Work to do.
Return each line of the listing that contains the string "component".
# START OF Supplied records
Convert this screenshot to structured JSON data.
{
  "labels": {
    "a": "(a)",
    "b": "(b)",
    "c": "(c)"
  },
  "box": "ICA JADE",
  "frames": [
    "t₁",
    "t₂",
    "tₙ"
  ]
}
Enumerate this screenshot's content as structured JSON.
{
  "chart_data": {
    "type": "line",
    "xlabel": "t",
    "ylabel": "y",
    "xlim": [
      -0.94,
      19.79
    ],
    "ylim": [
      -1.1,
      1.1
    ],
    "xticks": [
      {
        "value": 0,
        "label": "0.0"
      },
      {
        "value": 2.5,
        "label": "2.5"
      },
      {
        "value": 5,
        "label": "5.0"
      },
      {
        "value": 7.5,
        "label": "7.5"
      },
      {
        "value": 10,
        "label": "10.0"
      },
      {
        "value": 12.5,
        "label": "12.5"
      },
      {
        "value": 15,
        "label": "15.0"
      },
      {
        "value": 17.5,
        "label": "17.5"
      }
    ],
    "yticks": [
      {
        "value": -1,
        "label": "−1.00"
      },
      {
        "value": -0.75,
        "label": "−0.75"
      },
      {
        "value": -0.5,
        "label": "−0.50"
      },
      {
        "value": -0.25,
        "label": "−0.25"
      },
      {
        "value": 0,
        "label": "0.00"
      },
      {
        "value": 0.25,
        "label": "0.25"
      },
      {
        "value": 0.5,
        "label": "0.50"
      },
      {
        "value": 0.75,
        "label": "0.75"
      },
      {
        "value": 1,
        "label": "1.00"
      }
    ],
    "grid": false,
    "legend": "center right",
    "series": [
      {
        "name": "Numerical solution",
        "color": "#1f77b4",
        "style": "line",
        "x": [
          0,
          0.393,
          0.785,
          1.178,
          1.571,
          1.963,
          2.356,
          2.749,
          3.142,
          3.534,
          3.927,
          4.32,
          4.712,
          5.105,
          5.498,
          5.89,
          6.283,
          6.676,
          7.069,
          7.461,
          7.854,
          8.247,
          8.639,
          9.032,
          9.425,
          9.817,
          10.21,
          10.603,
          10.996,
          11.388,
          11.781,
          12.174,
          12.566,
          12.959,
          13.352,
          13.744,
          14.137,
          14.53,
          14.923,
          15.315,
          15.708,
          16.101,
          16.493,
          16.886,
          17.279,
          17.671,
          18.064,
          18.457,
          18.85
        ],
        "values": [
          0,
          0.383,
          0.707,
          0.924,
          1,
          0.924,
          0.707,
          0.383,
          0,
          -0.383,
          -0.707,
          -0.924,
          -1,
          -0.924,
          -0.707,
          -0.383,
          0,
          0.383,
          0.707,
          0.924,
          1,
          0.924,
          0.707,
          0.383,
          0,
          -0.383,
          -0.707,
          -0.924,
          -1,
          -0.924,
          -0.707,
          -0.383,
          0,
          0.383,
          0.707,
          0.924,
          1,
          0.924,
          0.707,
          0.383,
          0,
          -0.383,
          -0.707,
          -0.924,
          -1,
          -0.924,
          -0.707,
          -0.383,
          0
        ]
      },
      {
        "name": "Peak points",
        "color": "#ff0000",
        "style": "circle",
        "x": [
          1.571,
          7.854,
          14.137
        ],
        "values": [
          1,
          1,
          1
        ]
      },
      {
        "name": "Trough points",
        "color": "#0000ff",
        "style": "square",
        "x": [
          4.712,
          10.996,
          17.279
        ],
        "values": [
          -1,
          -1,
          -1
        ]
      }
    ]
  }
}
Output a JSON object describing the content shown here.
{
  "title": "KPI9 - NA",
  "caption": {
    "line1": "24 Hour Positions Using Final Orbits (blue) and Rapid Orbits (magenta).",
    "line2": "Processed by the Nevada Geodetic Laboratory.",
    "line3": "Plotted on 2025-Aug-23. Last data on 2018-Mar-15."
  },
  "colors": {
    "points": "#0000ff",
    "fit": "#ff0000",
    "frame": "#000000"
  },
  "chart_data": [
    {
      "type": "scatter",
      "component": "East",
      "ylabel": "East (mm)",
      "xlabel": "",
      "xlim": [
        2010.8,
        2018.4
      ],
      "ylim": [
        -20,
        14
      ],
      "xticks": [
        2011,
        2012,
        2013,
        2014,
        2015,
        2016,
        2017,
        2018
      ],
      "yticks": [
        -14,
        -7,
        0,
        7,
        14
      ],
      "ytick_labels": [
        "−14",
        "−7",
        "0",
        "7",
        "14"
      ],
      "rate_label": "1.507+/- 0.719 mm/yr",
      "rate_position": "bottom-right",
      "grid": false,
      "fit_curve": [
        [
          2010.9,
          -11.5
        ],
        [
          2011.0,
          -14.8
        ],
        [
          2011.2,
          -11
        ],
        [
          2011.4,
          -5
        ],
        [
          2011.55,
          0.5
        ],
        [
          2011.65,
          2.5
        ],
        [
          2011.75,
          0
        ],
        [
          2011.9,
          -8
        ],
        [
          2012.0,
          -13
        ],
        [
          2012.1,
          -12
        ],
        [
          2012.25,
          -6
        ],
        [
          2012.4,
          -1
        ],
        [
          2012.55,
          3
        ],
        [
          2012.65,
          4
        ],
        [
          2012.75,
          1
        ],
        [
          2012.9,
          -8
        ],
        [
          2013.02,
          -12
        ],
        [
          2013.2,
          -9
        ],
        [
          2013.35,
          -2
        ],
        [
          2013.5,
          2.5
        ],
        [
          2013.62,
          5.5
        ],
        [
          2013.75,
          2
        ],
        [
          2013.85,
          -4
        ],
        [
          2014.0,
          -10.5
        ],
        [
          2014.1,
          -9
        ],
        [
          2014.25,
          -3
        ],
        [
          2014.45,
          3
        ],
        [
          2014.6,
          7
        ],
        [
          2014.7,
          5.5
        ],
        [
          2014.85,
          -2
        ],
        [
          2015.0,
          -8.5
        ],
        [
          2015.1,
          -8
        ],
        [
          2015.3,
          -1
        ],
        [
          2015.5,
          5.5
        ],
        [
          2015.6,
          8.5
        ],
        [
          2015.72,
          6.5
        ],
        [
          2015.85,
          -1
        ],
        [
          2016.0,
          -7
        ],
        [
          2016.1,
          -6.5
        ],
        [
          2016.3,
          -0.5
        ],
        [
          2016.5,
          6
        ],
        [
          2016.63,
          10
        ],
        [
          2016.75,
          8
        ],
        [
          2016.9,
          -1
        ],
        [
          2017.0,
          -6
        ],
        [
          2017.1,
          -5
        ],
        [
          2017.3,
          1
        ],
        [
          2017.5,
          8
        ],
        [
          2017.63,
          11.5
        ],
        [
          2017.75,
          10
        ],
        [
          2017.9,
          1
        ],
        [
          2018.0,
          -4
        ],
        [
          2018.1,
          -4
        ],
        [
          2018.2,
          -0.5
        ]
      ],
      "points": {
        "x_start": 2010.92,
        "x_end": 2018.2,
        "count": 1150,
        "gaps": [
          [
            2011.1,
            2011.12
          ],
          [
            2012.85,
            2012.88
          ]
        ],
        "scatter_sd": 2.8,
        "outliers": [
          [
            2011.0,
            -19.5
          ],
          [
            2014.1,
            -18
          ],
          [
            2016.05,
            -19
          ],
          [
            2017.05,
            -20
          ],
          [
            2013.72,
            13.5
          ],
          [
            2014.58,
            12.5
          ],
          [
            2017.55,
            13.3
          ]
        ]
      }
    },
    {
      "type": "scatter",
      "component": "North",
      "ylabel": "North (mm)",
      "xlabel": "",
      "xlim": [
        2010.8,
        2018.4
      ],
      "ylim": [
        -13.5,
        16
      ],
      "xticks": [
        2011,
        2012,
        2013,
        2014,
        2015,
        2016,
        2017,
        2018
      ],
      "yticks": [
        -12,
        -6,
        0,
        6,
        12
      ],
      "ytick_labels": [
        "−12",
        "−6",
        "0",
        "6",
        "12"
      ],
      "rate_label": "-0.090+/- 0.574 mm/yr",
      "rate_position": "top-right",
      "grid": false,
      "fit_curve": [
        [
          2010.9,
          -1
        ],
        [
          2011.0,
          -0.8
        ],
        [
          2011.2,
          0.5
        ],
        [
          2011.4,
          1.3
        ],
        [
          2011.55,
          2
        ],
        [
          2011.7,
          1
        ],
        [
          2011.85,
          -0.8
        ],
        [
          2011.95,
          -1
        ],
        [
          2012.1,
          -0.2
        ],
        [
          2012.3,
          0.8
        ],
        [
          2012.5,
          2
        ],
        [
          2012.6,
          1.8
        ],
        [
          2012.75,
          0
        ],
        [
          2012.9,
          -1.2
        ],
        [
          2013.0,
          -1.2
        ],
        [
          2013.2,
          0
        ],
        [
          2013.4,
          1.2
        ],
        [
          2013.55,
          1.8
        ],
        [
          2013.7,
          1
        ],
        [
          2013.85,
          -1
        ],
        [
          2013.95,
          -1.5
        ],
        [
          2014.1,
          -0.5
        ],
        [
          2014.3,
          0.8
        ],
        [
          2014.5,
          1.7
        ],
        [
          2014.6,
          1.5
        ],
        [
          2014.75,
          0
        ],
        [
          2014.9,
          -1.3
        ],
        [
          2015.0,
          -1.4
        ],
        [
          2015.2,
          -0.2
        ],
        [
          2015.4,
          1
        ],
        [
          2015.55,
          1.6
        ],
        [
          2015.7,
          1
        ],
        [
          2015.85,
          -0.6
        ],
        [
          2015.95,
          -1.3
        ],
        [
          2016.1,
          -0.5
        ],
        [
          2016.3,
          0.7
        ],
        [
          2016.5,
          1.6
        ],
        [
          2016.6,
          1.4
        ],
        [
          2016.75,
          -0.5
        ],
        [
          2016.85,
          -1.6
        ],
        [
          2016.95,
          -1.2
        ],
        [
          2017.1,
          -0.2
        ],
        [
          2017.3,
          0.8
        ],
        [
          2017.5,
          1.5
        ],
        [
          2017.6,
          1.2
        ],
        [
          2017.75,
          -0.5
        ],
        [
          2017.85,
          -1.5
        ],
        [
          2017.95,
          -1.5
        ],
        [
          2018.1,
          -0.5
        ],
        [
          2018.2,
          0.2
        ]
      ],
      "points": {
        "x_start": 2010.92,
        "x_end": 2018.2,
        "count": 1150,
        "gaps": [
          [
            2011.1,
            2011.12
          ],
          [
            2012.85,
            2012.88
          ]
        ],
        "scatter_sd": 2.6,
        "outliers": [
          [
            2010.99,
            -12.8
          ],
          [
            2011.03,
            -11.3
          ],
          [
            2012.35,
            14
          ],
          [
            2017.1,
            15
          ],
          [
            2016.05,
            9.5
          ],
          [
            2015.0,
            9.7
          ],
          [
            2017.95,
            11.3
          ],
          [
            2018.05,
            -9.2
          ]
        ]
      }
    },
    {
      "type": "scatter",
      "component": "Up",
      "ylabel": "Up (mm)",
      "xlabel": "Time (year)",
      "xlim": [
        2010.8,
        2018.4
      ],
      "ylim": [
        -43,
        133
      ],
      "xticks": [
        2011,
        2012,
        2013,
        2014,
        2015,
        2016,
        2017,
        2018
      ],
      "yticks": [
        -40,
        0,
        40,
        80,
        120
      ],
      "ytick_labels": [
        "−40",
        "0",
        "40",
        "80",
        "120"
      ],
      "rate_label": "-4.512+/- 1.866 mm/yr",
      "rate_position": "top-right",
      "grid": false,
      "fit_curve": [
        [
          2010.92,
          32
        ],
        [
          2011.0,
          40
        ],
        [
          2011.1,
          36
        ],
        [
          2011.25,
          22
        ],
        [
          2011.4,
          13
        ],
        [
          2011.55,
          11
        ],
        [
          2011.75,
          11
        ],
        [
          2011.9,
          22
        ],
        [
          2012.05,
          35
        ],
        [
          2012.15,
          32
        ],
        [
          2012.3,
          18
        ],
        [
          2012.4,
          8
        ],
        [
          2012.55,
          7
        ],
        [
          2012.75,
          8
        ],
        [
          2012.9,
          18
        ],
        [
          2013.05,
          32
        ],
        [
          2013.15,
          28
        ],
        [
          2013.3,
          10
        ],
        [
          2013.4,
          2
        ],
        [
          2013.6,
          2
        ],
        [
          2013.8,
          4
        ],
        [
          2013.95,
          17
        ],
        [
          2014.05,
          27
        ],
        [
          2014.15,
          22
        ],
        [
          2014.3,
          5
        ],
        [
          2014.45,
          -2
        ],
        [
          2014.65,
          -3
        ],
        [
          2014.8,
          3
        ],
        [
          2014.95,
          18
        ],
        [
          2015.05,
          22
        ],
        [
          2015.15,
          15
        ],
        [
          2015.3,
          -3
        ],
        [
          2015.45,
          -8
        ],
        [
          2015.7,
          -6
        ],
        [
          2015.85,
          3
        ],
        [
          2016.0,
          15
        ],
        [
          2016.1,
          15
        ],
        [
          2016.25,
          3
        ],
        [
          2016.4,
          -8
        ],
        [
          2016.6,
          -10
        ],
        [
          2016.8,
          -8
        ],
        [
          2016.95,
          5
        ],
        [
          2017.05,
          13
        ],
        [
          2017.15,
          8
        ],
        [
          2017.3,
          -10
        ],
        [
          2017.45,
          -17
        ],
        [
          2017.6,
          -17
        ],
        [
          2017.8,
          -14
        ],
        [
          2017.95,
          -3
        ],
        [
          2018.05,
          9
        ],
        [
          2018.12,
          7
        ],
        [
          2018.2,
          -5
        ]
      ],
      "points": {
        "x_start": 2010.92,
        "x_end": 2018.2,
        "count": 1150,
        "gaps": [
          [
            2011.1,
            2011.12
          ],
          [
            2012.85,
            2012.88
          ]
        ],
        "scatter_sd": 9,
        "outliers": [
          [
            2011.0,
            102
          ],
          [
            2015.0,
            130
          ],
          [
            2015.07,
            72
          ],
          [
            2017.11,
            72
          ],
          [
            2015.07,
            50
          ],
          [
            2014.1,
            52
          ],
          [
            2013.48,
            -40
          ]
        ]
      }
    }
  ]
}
# END OF Supplied records
The solution.
      "component": "East",
      "component": "North",
      "component": "Up",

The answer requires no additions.